GIVEN TASK: From the listing below, extract every line containing "WIRING".

SUPPLIED DATA:
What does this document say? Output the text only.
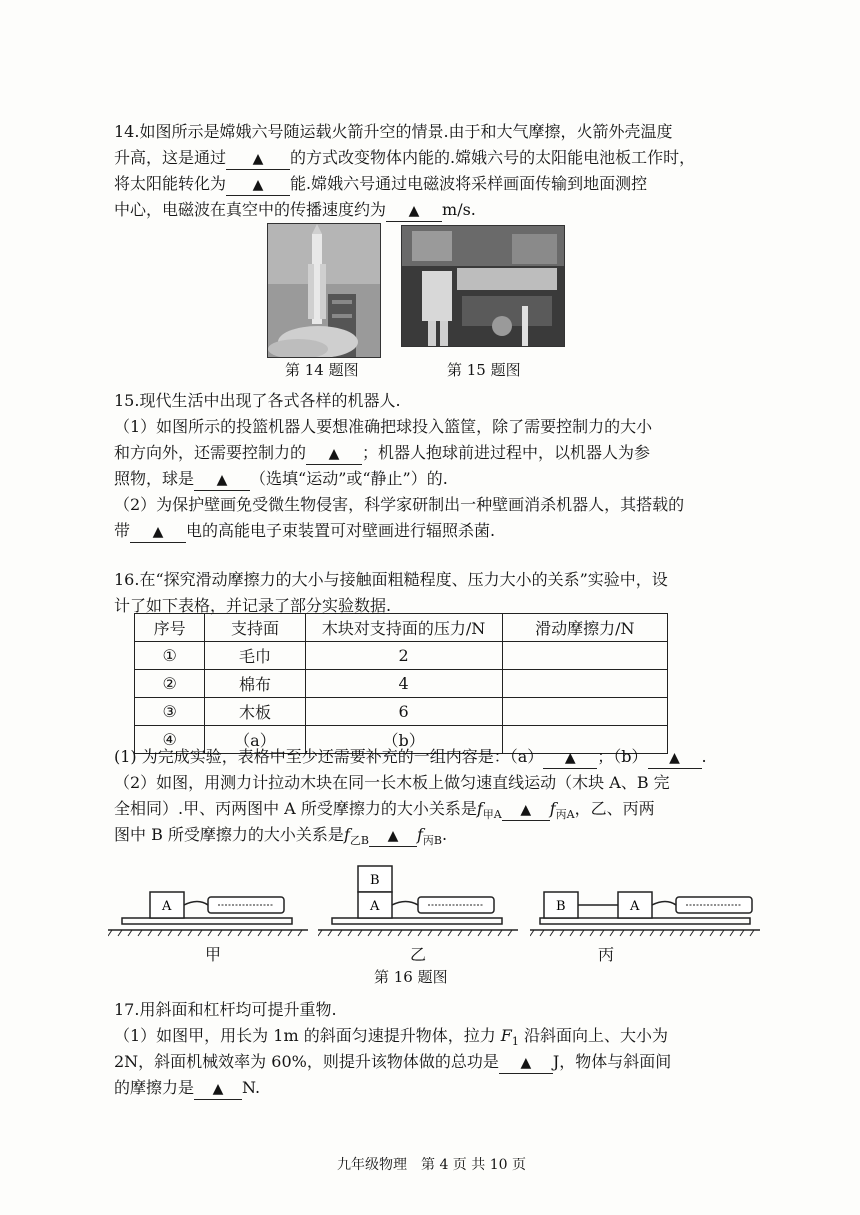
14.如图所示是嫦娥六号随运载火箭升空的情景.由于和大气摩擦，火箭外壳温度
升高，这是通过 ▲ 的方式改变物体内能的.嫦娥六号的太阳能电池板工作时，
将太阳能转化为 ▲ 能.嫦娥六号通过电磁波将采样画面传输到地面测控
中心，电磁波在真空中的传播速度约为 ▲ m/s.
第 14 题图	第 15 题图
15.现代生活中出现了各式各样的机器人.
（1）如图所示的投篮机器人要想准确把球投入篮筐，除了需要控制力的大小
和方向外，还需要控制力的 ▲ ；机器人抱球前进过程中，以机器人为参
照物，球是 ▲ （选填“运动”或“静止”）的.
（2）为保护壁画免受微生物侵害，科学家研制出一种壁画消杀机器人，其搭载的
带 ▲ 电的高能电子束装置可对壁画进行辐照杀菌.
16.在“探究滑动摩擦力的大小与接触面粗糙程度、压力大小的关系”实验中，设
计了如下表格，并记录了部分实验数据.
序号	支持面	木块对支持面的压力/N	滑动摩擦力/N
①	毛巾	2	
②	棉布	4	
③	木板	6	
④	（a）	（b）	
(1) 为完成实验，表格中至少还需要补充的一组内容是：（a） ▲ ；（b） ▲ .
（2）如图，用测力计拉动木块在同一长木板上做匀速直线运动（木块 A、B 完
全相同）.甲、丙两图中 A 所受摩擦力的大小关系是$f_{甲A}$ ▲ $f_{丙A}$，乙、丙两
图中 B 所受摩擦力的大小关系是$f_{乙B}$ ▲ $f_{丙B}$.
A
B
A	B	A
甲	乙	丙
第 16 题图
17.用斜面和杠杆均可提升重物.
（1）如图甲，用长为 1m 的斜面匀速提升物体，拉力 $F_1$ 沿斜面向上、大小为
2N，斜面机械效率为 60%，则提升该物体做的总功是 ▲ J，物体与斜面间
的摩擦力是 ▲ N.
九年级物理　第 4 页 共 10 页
--
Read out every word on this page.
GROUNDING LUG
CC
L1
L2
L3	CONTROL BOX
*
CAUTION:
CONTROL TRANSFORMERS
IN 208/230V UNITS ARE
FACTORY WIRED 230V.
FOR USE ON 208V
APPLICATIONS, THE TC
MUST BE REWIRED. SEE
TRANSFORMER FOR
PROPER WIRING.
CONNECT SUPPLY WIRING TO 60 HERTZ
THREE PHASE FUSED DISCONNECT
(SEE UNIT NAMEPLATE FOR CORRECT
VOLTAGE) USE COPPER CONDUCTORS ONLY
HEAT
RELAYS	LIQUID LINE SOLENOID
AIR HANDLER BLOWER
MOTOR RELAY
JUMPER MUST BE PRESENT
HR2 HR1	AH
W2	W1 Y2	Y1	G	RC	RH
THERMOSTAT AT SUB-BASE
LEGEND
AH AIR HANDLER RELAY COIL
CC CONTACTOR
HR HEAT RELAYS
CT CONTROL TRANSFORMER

FULL RESPONSE:
PROPER WIRING.
CONNECT SUPPLY WIRING TO 60 HERTZ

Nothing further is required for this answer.